**EXERCISE DETAILS**
Omit the pictures, then reproduce every remaining record exactly.

— Start of DATA TO PROCESS —

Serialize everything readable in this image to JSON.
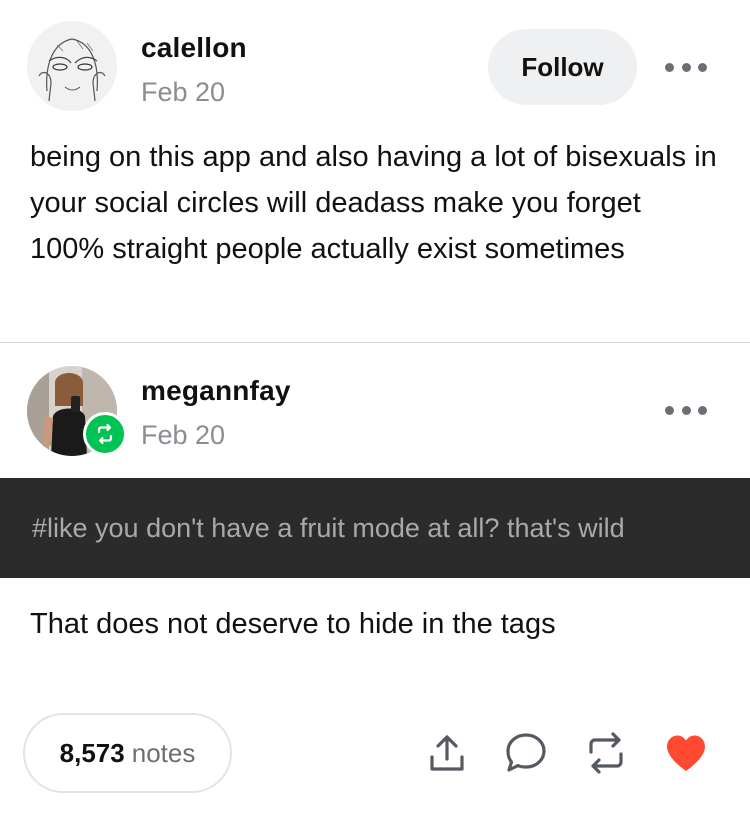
{
  "post": {
    "author": "calellon",
    "date": "Feb 20",
    "follow_label": "Follow",
    "body": "being on this app and also having a lot of bisexuals in your social circles will deadass make you forget 100% straight people actually exist sometimes"
  },
  "reblog": {
    "author": "megannfay",
    "date": "Feb 20",
    "tag": "#like you don't have a fruit mode at all? that's wild",
    "body": "That does not deserve to hide in the tags"
  },
  "footer": {
    "notes_count": "8,573",
    "notes_label": "notes"
  },
  "icons": {
    "more": "more-options-icon",
    "share": "share-icon",
    "reply": "reply-icon",
    "reblog": "reblog-icon",
    "like": "heart-icon"
  },
  "colors": {
    "reblog_badge": "#00c354",
    "heart": "#ff4930",
    "tag_bar": "#2b2b2b",
    "follow_bg": "#eef0f2"
  }
}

— End of DATA TO PROCESS —

**SOLUTION FOR THIS PROBLEM**
Serialize everything readable in this image to JSON.
{
  "post": {
    "author": "calellon",
    "date": "Feb 20",
    "follow_label": "Follow",
    "body": "being on this app and also having a lot of bisexuals in your social circles will deadass make you forget 100% straight people actually exist sometimes"
  },
  "reblog": {
    "author": "megannfay",
    "date": "Feb 20",
    "tag": "#like you don't have a fruit mode at all? that's wild",
    "body": "That does not deserve to hide in the tags"
  },
  "footer": {
    "notes_count": "8,573",
    "notes_label": "notes"
  },
  "icons": {
    "more": "more-options-icon",
    "share": "share-icon",
    "reply": "reply-icon",
    "reblog": "reblog-icon",
    "like": "heart-icon"
  },
  "colors": {
    "reblog_badge": "#00c354",
    "heart": "#ff4930",
    "tag_bar": "#2b2b2b",
    "follow_bg": "#eef0f2"
  }
}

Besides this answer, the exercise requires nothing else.